● **EXERCISE DESCRIPTION**
Please show each line of the listing where "lines" is present.

● **DATA**
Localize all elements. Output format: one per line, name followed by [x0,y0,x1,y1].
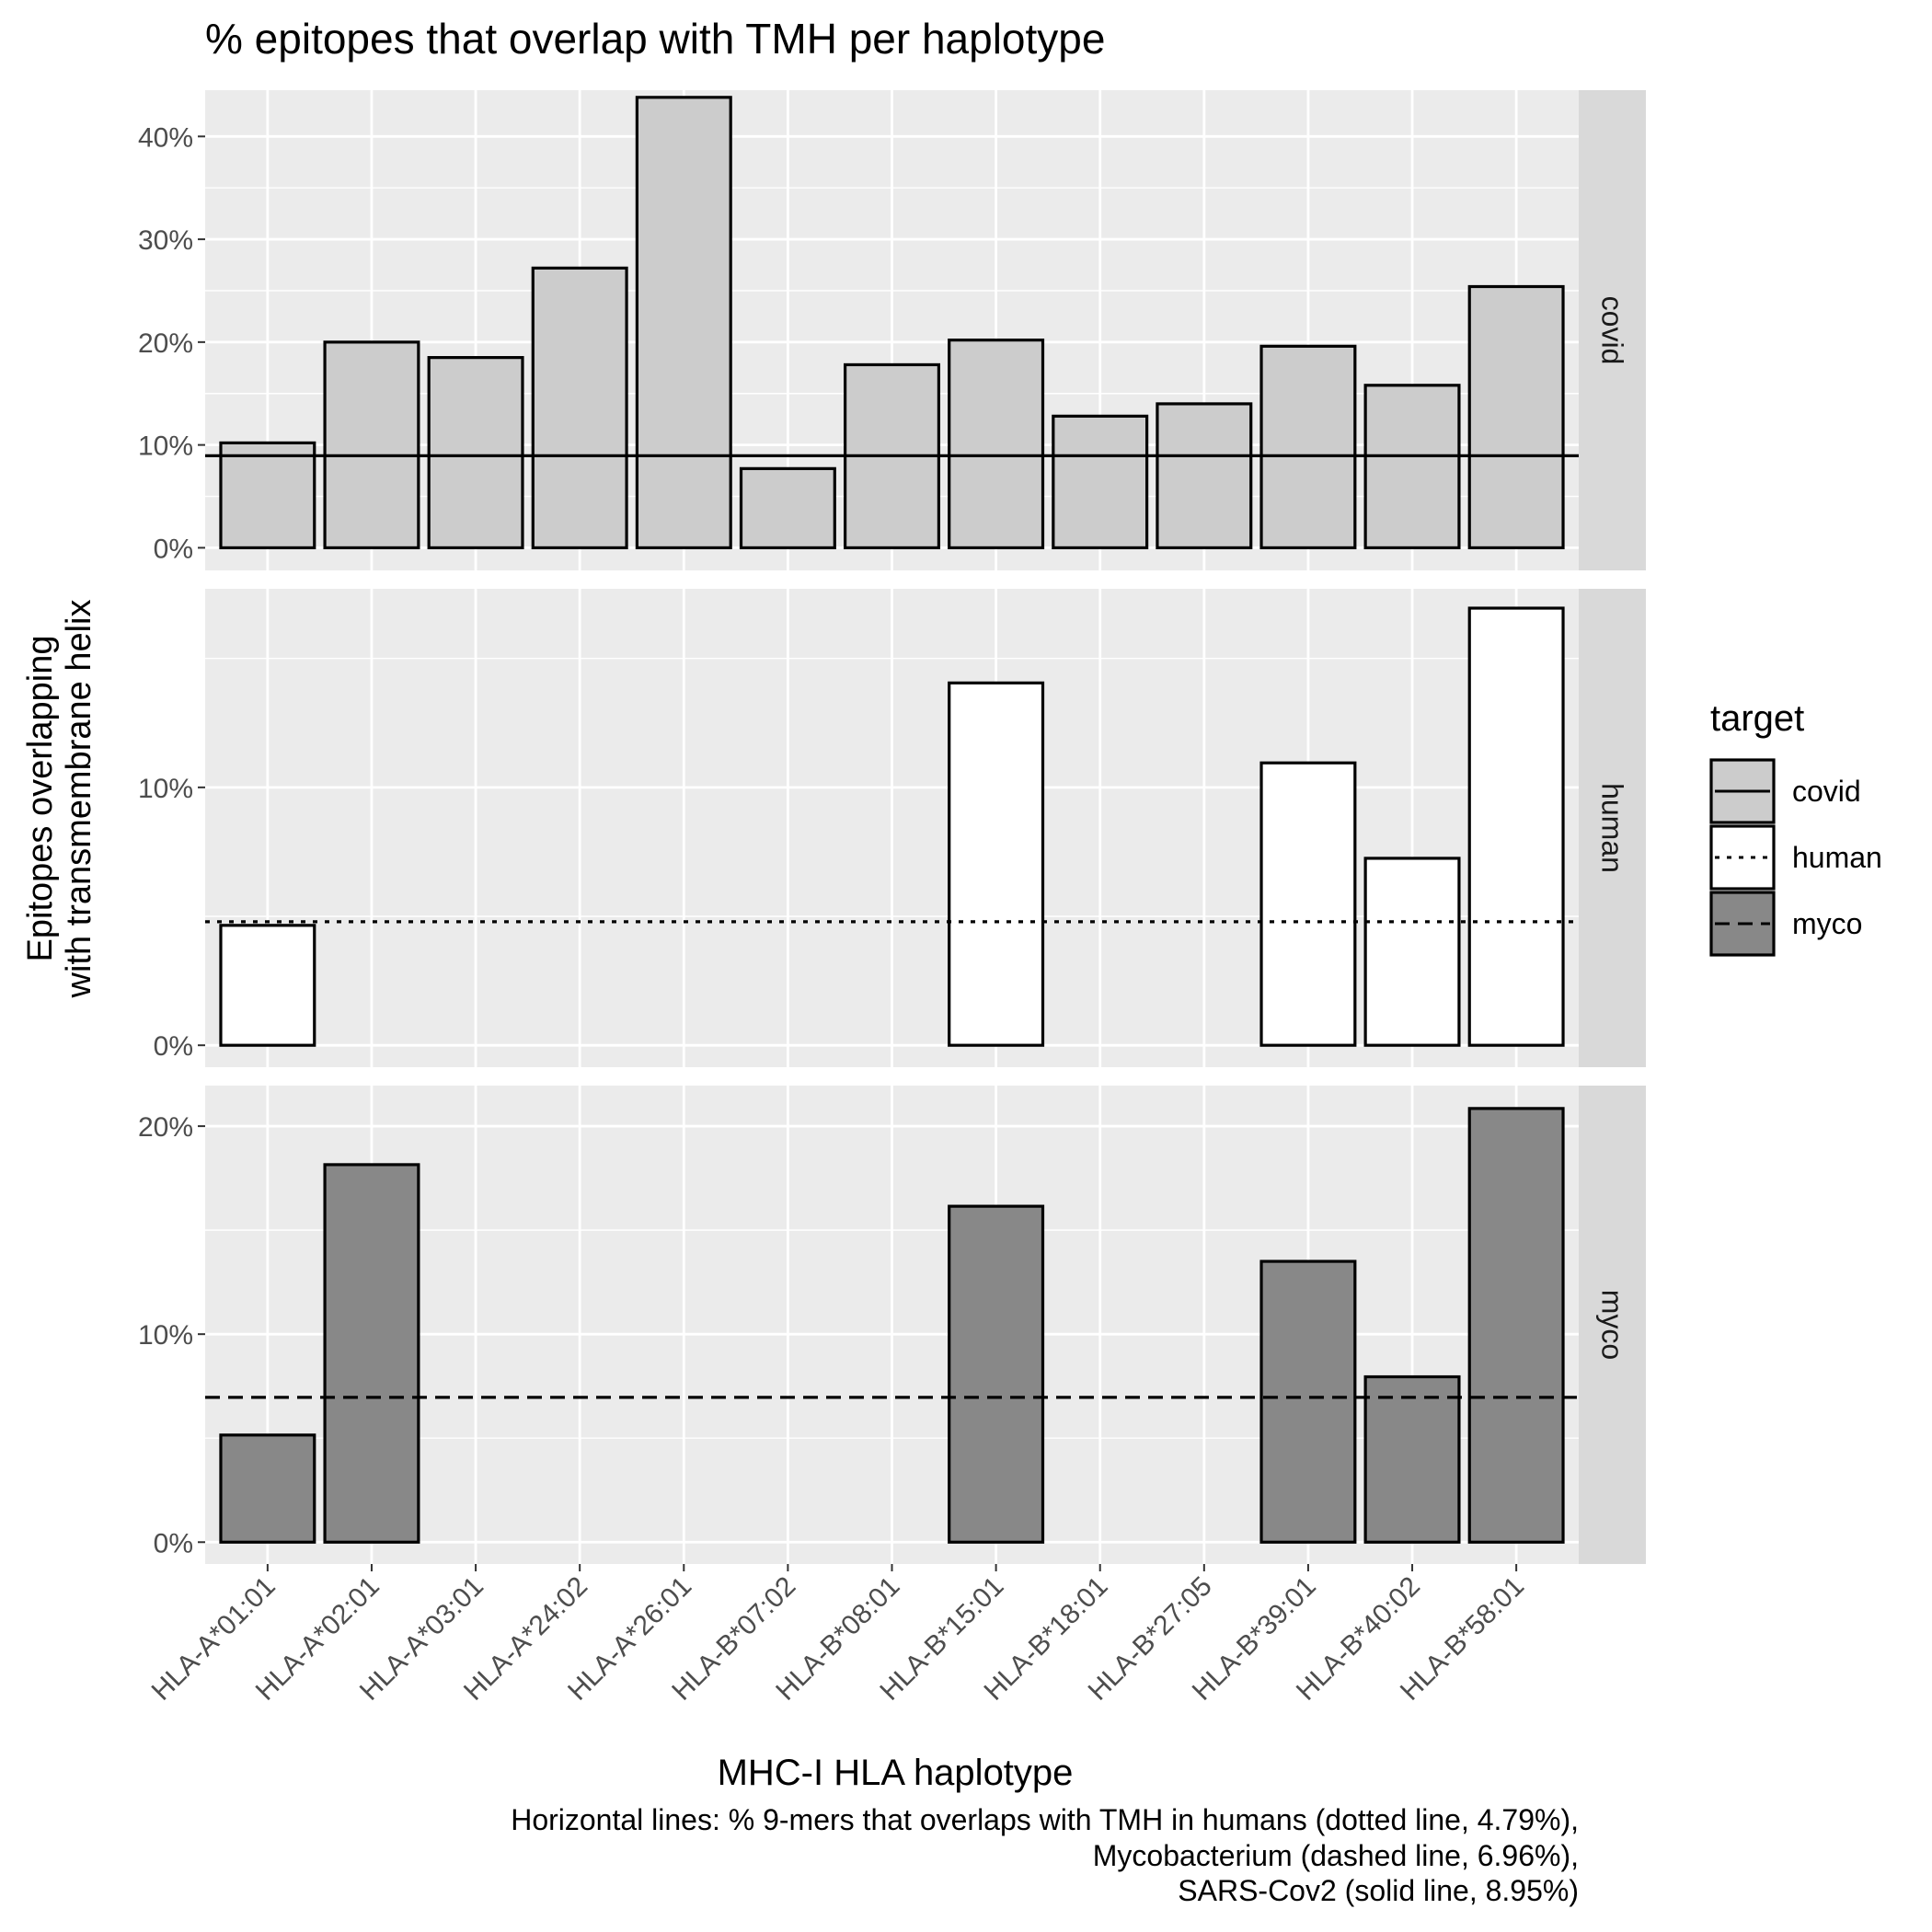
y-tick-label: 30% [138,225,193,256]
bar-human-HLA-B*15:01 [948,681,1045,1047]
bar-myco-HLA-B*40:02 [1363,1374,1461,1544]
y-axis-label-line-1: Epitopes overlapping [21,636,60,962]
bar-covid-HLA-A*03:01 [427,356,524,550]
strip-label-human: human [1596,783,1629,873]
x-axis-label: MHC-I HLA haplotype [718,1753,1074,1793]
caption-line-2: Mycobacterium (dashed line, 6.96%), [1093,1839,1579,1872]
bar-human-HLA-B*39:01 [1259,761,1357,1047]
bar-myco-HLA-A*02:01 [323,1163,420,1544]
chart-title: % epitopes that overlap with TMH per hap… [205,15,1105,63]
bar-myco-HLA-B*39:01 [1259,1259,1357,1544]
facet-panel-covid: 0% 10% 20% 30% 40% covid [138,90,1646,570]
y-tick-label: 10% [138,431,193,462]
bar-human-HLA-A*01:01 [219,924,316,1047]
bar-covid-HLA-B*40:02 [1363,384,1461,550]
legend-item-human: human [1709,824,1882,891]
bar-myco-HLA-B*58:01 [1467,1107,1565,1544]
y-axis-label-line-2: with transmembrane helix [60,600,98,999]
strip-background [1579,90,1646,570]
y-tick-label: 20% [138,328,193,359]
y-axis-label: Epitopes overlapping with transmembrane … [21,600,98,999]
legend-label: myco [1792,907,1862,940]
legend-label: human [1792,841,1882,874]
caption: Horizontal lines: % 9-mers that overlaps… [511,1803,1579,1907]
facet-panel-human: 0% 10% human [138,589,1646,1067]
bar-covid-HLA-B*18:01 [1052,414,1149,550]
bar-covid-HLA-B*07:02 [739,466,836,550]
y-tick-label: 10% [138,774,193,804]
legend-title: target [1710,698,1804,739]
bar-human-HLA-B*40:02 [1363,857,1461,1047]
y-tick-label: 20% [138,1112,193,1143]
x-axis: HLA-A*01:01HLA-A*02:01HLA-A*03:01HLA-A*2… [146,1564,1530,1707]
legend: target covid human myco [1709,698,1882,957]
y-tick-label: 0% [154,1528,193,1558]
strip-background [1579,1086,1646,1564]
bar-myco-HLA-A*01:01 [219,1433,316,1544]
bar-covid-HLA-B*27:05 [1156,402,1253,550]
strip-label-covid: covid [1596,296,1629,365]
bar-myco-HLA-B*15:01 [948,1204,1045,1544]
legend-label: covid [1792,775,1861,808]
bar-covid-HLA-A*02:01 [323,340,420,550]
bar-covid-HLA-B*58:01 [1467,284,1565,550]
y-tick-label: 40% [138,122,193,153]
bar-covid-HLA-A*26:01 [635,96,732,550]
caption-line-3: SARS-Cov2 (solid line, 8.95%) [1178,1874,1579,1907]
legend-item-myco: myco [1709,891,1862,957]
strip-label-myco: myco [1596,1290,1629,1360]
bar-covid-HLA-A*01:01 [219,441,316,550]
facet-panel-myco: 0% 10% 20% myco [138,1086,1646,1564]
bar-covid-HLA-B*39:01 [1259,344,1357,550]
legend-item-covid: covid [1709,758,1861,824]
caption-line-1: Horizontal lines: % 9-mers that overlaps… [511,1803,1579,1836]
y-tick-label: 10% [138,1320,193,1351]
facet-panels: 0% 10% 20% 30% 40% covid 0% 10% human 0% 10% 20% myc… [138,90,1646,1564]
bar-covid-HLA-A*24:02 [531,266,628,550]
strip-background [1579,589,1646,1067]
y-tick-label: 0% [154,1031,193,1062]
bar-human-HLA-B*58:01 [1467,606,1565,1047]
y-tick-label: 0% [154,534,193,564]
bar-covid-HLA-B*15:01 [948,339,1045,550]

● **SOLUTION**
caption: Horizontal lines: % 9-mers that overlaps… [511,1803,1579,1907]
caption-line-1: Horizontal lines: % 9-mers that overlaps… [511,1803,1579,1836]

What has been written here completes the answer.